_Aim_
Echo back the rows below word for word, starting at the line that holds "- x-tick-label: 40: [630, 472, 649, 493]" and running through the last row, with both ends included.

_Records provided_
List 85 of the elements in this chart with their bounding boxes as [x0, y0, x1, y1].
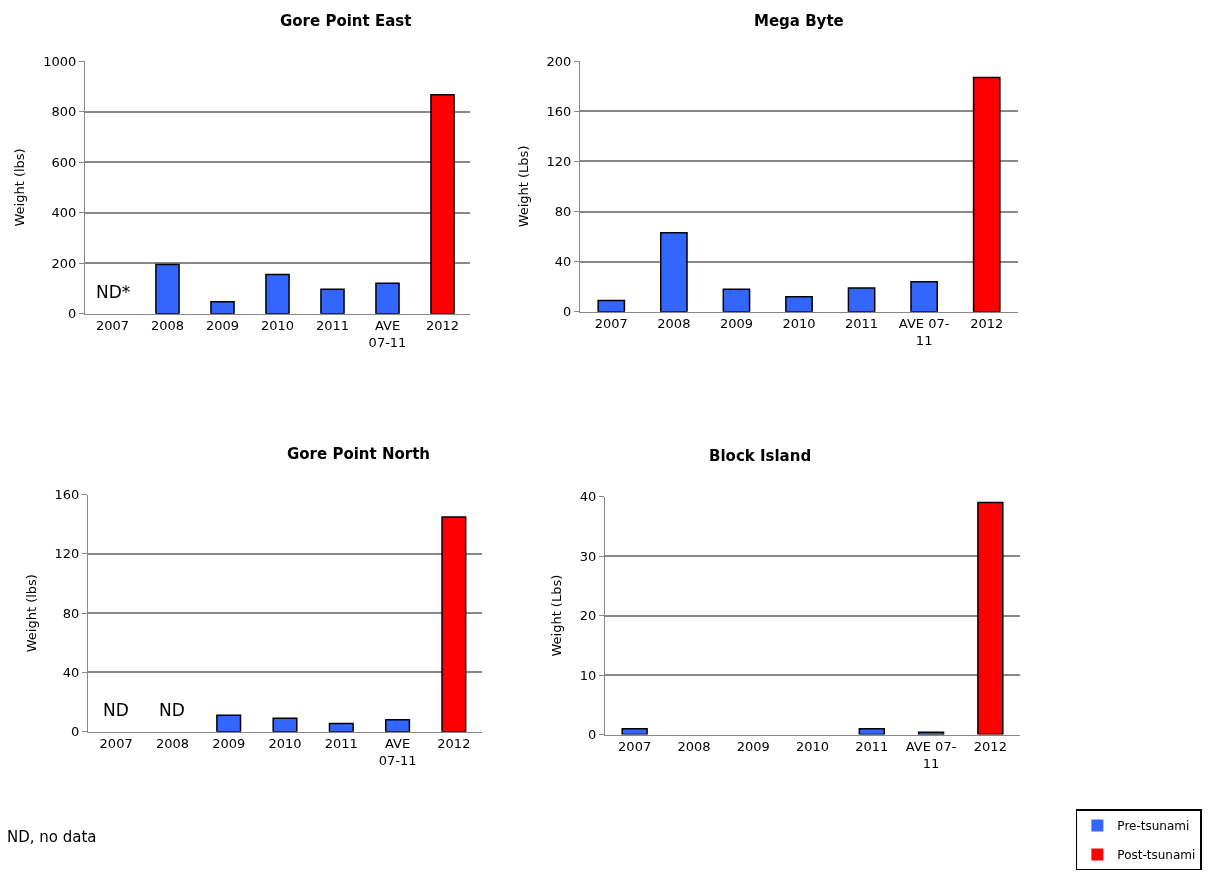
y-tick-label: 40: [62, 664, 80, 680]
y-tick-label: 800: [51, 104, 77, 120]
bar: [328, 722, 354, 732]
x-tick-label: 2008: [677, 739, 711, 755]
bar: [659, 232, 688, 312]
x-tick-label: 2008: [150, 318, 185, 334]
bar: [375, 282, 400, 314]
bar: [977, 501, 1004, 735]
x-tick-label: 2008: [657, 316, 691, 332]
chart-title: Mega Byte: [754, 12, 844, 30]
y-axis-title: Weight (lbs): [23, 574, 39, 653]
x-tick-label: AVE 07-11: [378, 736, 417, 769]
legend-label: Post-tsunami: [1117, 848, 1196, 863]
bar: [917, 731, 945, 735]
x-tick-label: 2012: [973, 739, 1007, 755]
y-axis-title: Weight (Lbs): [548, 574, 564, 657]
x-tick-label: 2009: [719, 316, 753, 332]
bar: [785, 296, 813, 312]
y-tick-label: 10: [579, 667, 597, 683]
y-tick-label: 80: [62, 605, 80, 621]
y-axis-title: Weight (lbs): [12, 148, 28, 227]
y-tick-label: 120: [546, 153, 572, 169]
y-tick-label: 200: [546, 53, 572, 69]
y-tick-label: 0: [71, 724, 80, 740]
bar: [910, 280, 939, 312]
y-tick-label: 1000: [43, 53, 77, 69]
x-tick-label: 2012: [425, 318, 460, 334]
y-tick-label: 120: [54, 546, 80, 562]
bar: [597, 299, 626, 312]
bar: [320, 288, 345, 314]
x-tick-label: 2010: [268, 736, 302, 752]
y-tick-label: 30: [579, 548, 597, 564]
bar: [441, 516, 467, 732]
x-tick-label: 2011: [855, 739, 889, 755]
annotation: ND*: [96, 282, 131, 302]
y-tick-label: 80: [554, 204, 572, 220]
bar: [272, 717, 298, 732]
bar: [265, 273, 290, 314]
y-tick-label: 160: [54, 487, 80, 503]
y-tick-label: 400: [51, 205, 77, 221]
x-tick-label: AVE 07- 11: [905, 739, 957, 772]
x-tick-label: 2009: [736, 739, 770, 755]
y-tick-label: 40: [554, 254, 572, 270]
bar: [216, 714, 242, 732]
x-tick-label: 2007: [95, 318, 130, 334]
y-tick-label: 0: [68, 306, 77, 322]
x-tick-label: 2010: [782, 316, 816, 332]
bar: [155, 263, 180, 314]
bar: [210, 300, 235, 314]
x-tick-label: 2012: [970, 316, 1004, 332]
bar: [847, 287, 876, 312]
annotation: ND: [103, 700, 129, 720]
bar: [385, 719, 411, 732]
y-tick-label: 160: [546, 103, 572, 119]
x-tick-label: 2010: [260, 318, 295, 334]
x-tick-label: 2007: [618, 739, 652, 755]
y-axis-title: Weight (Lbs): [515, 145, 531, 228]
chart-title: Block Island: [709, 447, 812, 465]
x-tick-label: 2008: [155, 736, 189, 752]
y-tick-label: 0: [588, 727, 597, 743]
x-tick-label: 2011: [315, 318, 350, 334]
x-tick-label: AVE 07-11: [368, 318, 407, 351]
x-tick-label: AVE 07- 11: [898, 316, 950, 349]
x-tick-label: 2011: [845, 316, 879, 332]
x-tick-label: 2012: [437, 736, 471, 752]
y-tick-label: 600: [51, 154, 77, 170]
chart-title: Gore Point East: [280, 12, 412, 30]
x-tick-label: 2009: [212, 736, 246, 752]
chart-title: Gore Point North: [287, 445, 431, 463]
bar: [972, 76, 1001, 312]
text: ND, no data: [7, 828, 97, 846]
bar: [621, 727, 648, 735]
y-tick-label: 0: [563, 304, 572, 320]
x-tick-label: 2009: [205, 318, 240, 334]
x-tick-label: 2010: [795, 739, 830, 755]
y-tick-label: 40: [579, 489, 597, 505]
annotation: ND: [159, 700, 185, 720]
y-tick-label: 20: [579, 608, 597, 624]
x-tick-label: 2007: [594, 316, 628, 332]
x-tick-label: 2007: [99, 736, 133, 752]
bar: [722, 288, 751, 312]
y-tick-label: 200: [51, 255, 77, 271]
bar: [430, 93, 455, 314]
x-tick-label: 2011: [324, 736, 358, 752]
legend-label: Pre-tsunami: [1117, 819, 1190, 834]
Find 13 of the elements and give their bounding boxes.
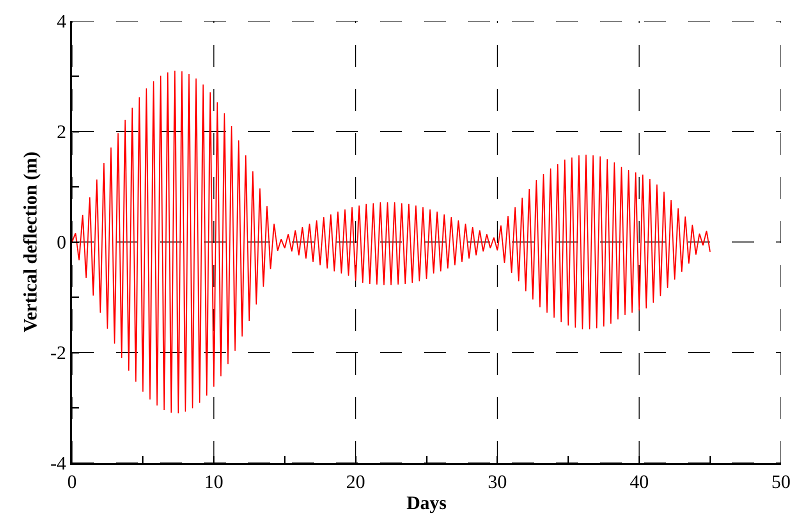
- x-tick-label: 40: [630, 472, 649, 493]
- x-axis-title: Days: [406, 493, 447, 514]
- y-tick-label: -4: [50, 454, 67, 475]
- y-tick-label: -2: [50, 343, 66, 364]
- y-axis-title: Vertical deflection (m): [20, 152, 42, 332]
- x-tick-label: 20: [346, 472, 366, 493]
- y-tick-label: 4: [56, 12, 67, 33]
- x-tick-label: 10: [204, 472, 224, 493]
- x-tick-label: 50: [772, 472, 790, 493]
- line-series: [72, 70, 711, 414]
- y-tick-label: 0: [56, 232, 66, 254]
- x-tick-label: 30: [488, 472, 507, 493]
- y-tick-label: 2: [56, 122, 66, 144]
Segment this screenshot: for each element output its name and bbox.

_Written solution_
- x-tick-label: 40: [630, 472, 649, 493]
- x-axis-title: Days: [406, 493, 447, 514]
- y-tick-label: -4: [50, 454, 67, 475]
- y-tick-label: -2: [50, 343, 66, 364]
- y-axis-title: Vertical deflection (m): [20, 152, 42, 332]
- x-tick-label: 20: [346, 472, 366, 493]
- y-tick-label: 4: [56, 12, 67, 33]
- x-tick-label: 10: [204, 472, 224, 493]
- x-tick-label: 50: [772, 472, 790, 493]
- line-series: [72, 70, 711, 414]
- y-tick-label: 0: [56, 232, 66, 254]
- x-tick-label: 30: [488, 472, 507, 493]
- y-tick-label: 2: [56, 122, 66, 144]
Segment this screenshot: for each element output its name and bbox.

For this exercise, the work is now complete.